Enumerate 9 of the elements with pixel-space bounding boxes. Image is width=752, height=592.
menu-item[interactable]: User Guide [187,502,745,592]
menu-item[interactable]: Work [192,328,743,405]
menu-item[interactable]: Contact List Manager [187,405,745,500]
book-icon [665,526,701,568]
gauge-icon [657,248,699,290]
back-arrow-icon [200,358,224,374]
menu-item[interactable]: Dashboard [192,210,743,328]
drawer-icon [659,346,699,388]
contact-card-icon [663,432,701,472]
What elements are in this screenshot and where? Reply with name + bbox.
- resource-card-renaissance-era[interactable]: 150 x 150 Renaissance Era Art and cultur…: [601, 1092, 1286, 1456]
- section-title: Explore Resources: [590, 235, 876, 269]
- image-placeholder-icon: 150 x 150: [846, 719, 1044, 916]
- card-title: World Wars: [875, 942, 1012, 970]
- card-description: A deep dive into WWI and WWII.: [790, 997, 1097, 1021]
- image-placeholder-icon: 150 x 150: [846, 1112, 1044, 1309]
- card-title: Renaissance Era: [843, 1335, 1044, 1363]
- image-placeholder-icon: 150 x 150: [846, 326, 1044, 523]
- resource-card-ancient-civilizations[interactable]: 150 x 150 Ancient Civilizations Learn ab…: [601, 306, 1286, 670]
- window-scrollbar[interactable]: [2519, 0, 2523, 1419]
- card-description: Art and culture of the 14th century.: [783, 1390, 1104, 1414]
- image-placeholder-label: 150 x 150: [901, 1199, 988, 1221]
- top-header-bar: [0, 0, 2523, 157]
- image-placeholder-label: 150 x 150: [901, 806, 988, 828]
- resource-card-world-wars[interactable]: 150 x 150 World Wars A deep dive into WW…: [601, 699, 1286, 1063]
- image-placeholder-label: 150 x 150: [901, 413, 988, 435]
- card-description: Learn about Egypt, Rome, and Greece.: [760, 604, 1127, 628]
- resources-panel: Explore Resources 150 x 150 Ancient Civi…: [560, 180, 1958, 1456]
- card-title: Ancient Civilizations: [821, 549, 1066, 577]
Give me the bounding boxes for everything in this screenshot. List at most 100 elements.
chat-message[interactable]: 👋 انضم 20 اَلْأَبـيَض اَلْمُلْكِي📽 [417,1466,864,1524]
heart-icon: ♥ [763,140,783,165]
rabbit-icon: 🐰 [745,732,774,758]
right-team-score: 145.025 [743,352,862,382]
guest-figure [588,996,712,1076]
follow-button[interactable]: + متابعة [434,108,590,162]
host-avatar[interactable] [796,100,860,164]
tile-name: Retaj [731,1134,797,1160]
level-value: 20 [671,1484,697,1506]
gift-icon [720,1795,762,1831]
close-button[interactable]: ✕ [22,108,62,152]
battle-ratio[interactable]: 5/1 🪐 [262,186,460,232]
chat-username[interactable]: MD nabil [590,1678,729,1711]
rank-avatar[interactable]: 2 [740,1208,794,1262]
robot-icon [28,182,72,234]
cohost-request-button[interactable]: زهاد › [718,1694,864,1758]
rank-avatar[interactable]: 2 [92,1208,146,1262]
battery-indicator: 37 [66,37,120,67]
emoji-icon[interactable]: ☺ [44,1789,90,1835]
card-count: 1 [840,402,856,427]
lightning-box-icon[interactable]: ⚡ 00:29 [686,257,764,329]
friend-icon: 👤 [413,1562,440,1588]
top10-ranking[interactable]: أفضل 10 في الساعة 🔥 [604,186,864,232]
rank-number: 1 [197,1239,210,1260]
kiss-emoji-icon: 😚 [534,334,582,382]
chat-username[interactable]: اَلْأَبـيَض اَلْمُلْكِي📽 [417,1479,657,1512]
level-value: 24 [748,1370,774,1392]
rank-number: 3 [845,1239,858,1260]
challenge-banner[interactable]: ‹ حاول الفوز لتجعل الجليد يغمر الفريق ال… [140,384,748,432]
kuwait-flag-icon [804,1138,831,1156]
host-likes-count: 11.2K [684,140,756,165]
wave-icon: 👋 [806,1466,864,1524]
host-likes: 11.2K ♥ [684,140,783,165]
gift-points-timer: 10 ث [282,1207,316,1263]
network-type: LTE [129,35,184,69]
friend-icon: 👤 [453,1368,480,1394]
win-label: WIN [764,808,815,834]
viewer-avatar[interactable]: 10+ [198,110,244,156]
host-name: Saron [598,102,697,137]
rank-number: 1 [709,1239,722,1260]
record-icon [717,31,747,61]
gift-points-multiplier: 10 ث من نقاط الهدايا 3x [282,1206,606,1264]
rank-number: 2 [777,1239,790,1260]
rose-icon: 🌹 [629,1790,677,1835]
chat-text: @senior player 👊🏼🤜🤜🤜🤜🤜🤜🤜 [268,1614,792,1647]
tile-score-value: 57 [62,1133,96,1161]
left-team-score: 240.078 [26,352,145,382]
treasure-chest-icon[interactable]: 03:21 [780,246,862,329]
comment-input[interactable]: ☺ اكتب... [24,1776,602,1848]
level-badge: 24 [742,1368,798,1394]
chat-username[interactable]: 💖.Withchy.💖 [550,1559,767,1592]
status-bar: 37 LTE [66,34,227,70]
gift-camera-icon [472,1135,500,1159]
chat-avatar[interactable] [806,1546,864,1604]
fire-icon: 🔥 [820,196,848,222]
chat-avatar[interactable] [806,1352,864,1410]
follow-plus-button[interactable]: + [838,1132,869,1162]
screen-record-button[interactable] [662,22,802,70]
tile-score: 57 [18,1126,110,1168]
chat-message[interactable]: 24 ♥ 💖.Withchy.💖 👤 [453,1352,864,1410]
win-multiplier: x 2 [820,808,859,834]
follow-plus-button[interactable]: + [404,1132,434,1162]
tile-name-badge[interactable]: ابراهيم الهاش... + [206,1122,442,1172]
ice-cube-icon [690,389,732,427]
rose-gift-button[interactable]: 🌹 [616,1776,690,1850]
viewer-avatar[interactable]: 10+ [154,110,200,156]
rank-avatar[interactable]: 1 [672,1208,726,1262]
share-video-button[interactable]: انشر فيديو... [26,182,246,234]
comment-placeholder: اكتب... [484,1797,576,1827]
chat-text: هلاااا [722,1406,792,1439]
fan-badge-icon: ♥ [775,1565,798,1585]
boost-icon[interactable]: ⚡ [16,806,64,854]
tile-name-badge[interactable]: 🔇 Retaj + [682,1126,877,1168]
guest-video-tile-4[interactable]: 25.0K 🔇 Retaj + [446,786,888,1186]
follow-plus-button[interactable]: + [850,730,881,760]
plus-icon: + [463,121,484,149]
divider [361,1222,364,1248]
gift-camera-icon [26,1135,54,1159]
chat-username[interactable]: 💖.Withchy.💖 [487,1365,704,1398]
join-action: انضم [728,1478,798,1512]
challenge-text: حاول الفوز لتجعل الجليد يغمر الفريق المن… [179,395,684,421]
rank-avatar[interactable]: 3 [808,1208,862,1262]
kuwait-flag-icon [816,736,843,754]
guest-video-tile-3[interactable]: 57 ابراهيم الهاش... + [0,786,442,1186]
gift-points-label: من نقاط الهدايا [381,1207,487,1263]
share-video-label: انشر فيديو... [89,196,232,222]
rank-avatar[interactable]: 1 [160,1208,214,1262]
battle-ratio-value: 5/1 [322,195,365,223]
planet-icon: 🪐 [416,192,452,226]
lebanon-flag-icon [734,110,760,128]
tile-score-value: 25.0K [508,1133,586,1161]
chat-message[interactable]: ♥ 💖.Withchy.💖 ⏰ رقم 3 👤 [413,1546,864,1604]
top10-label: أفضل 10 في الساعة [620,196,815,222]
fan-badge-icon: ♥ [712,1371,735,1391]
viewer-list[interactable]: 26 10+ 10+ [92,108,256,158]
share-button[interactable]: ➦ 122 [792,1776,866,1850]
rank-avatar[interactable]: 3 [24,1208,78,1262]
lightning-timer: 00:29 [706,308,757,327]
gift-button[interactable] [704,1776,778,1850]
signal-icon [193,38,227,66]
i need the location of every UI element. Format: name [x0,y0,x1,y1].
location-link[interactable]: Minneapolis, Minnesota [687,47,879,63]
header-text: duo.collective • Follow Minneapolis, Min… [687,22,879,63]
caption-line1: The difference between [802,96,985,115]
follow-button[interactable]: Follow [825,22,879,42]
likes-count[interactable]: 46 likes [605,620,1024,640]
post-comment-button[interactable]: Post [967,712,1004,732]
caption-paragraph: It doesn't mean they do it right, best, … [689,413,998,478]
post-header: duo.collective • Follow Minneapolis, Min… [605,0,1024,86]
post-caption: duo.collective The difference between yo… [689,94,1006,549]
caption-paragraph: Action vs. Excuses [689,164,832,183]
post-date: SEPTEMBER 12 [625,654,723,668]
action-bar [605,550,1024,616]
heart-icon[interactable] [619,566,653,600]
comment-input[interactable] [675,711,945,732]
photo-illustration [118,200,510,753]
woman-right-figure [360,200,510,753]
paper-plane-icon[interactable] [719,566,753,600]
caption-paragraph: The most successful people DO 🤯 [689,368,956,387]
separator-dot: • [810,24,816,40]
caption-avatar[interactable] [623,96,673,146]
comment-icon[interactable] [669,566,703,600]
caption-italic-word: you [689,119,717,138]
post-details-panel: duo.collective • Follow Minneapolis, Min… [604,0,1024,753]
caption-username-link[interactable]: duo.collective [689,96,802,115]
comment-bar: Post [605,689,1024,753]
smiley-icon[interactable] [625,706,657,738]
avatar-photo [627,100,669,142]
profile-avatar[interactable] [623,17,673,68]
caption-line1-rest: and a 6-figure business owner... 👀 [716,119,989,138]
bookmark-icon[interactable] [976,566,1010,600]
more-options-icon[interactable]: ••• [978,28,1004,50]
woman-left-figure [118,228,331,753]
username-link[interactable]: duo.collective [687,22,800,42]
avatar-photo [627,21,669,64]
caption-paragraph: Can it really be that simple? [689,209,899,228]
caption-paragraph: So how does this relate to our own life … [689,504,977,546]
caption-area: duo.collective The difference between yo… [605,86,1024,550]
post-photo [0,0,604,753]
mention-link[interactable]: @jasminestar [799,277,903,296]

- - -

*Required work*:
Set the lines from the start of the records through the line containing "- window-scrollbar[interactable]: [2519, 0, 2523, 1419]" into a numbered list, leaving out any blank lines.

*Full solution*:
1. Enumerate 9 of the elements with pixel-space bounding boxes. Image is width=752, height=592.
2. menu-item[interactable]: User Guide [187,502,745,592]
3. menu-item[interactable]: Work [192,328,743,405]
4. menu-item[interactable]: Contact List Manager [187,405,745,500]
5. book-icon [665,526,701,568]
6. gauge-icon [657,248,699,290]
7. back-arrow-icon [200,358,224,374]
8. menu-item[interactable]: Dashboard [192,210,743,328]
9. drawer-icon [659,346,699,388]
10. contact-card-icon [663,432,701,472]
11. What elements are in this screenshot and where? Reply with name + bbox.
12. - resource-card-renaissance-era[interactable]: 150 x 150 Renaissance Era Art and cultur…: [601, 1092, 1286, 1456]
13. - section-title: Explore Resources: [590, 235, 876, 269]
14. - image-placeholder-icon: 150 x 150: [846, 719, 1044, 916]
15. - card-title: World Wars: [875, 942, 1012, 970]
16. - card-description: A deep dive into WWI and WWII.: [790, 997, 1097, 1021]
17. - image-placeholder-icon: 150 x 150: [846, 1112, 1044, 1309]
18. - card-title: Renaissance Era: [843, 1335, 1044, 1363]
19. - image-placeholder-icon: 150 x 150: [846, 326, 1044, 523]
20. - resource-card-ancient-civilizations[interactable]: 150 x 150 Ancient Civilizations Learn ab…: [601, 306, 1286, 670]
21. - window-scrollbar[interactable]: [2519, 0, 2523, 1419]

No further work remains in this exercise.